-- begin Material provided --
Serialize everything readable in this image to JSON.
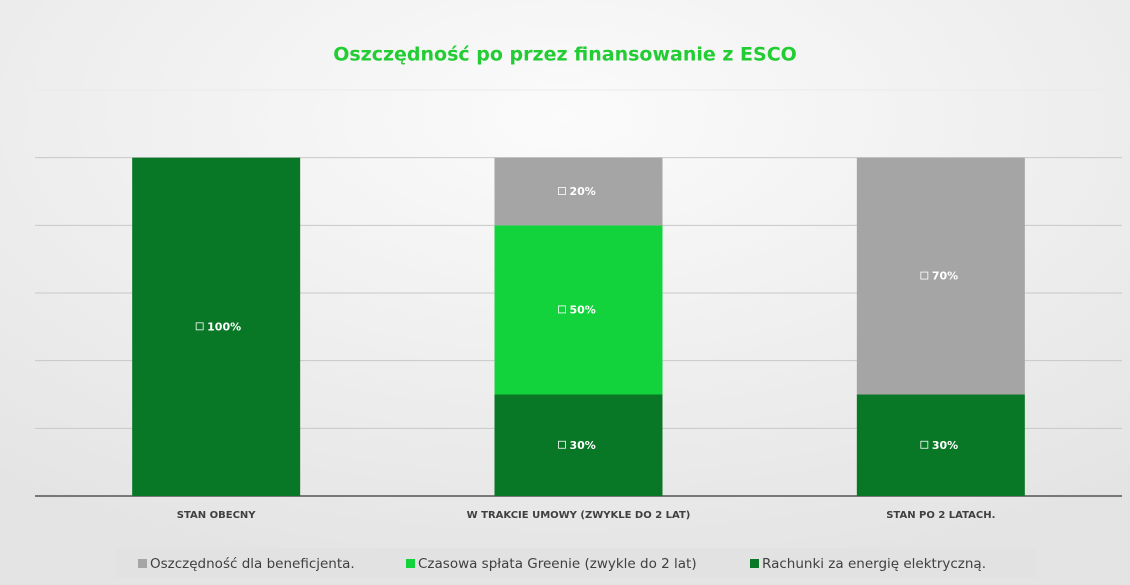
{
  "chart_data": {
    "type": "stacked-bar",
    "title": "Oszczędność po przez finansowanie z ESCO",
    "categories": [
      "STAN OBECNY",
      "W TRAKCIE UMOWY (ZWYKLE DO 2 LAT)",
      "STAN PO 2 LATACH."
    ],
    "series": [
      {
        "name": "Rachunki za energię elektryczną.",
        "color": "#097826",
        "values": [
          100,
          30,
          30
        ],
        "value_labels": [
          "100%",
          "30%",
          "30%"
        ]
      },
      {
        "name": "Czasowa spłata Greenie (zwykle do 2 lat)",
        "color": "#12d33b",
        "values": [
          null,
          50,
          null
        ],
        "value_labels": [
          null,
          "50%",
          null
        ]
      },
      {
        "name": "Oszczędność dla beneficjenta.",
        "color": "#a5a5a5",
        "values": [
          null,
          20,
          70
        ],
        "value_labels": [
          null,
          "20%",
          "70%"
        ]
      }
    ],
    "ylim": [
      0,
      120
    ],
    "yticks": [
      0,
      20,
      40,
      60,
      80,
      100,
      120
    ],
    "grid": true,
    "legend": "bottom"
  }
}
-- end Material provided --
Repeat each entry above word for word, leaving every picture out.

- Reply to the task
Serialize everything readable in this image to JSON.
{
  "chart_data": {
    "type": "stacked-bar",
    "title": "Oszczędność po przez finansowanie z ESCO",
    "categories": [
      "STAN OBECNY",
      "W TRAKCIE UMOWY (ZWYKLE DO 2 LAT)",
      "STAN PO 2 LATACH."
    ],
    "series": [
      {
        "name": "Rachunki za energię elektryczną.",
        "color": "#097826",
        "values": [
          100,
          30,
          30
        ],
        "value_labels": [
          "100%",
          "30%",
          "30%"
        ]
      },
      {
        "name": "Czasowa spłata Greenie (zwykle do 2 lat)",
        "color": "#12d33b",
        "values": [
          null,
          50,
          null
        ],
        "value_labels": [
          null,
          "50%",
          null
        ]
      },
      {
        "name": "Oszczędność dla beneficjenta.",
        "color": "#a5a5a5",
        "values": [
          null,
          20,
          70
        ],
        "value_labels": [
          null,
          "20%",
          "70%"
        ]
      }
    ],
    "ylim": [
      0,
      120
    ],
    "yticks": [
      0,
      20,
      40,
      60,
      80,
      100,
      120
    ],
    "grid": true,
    "legend": "bottom"
  }
}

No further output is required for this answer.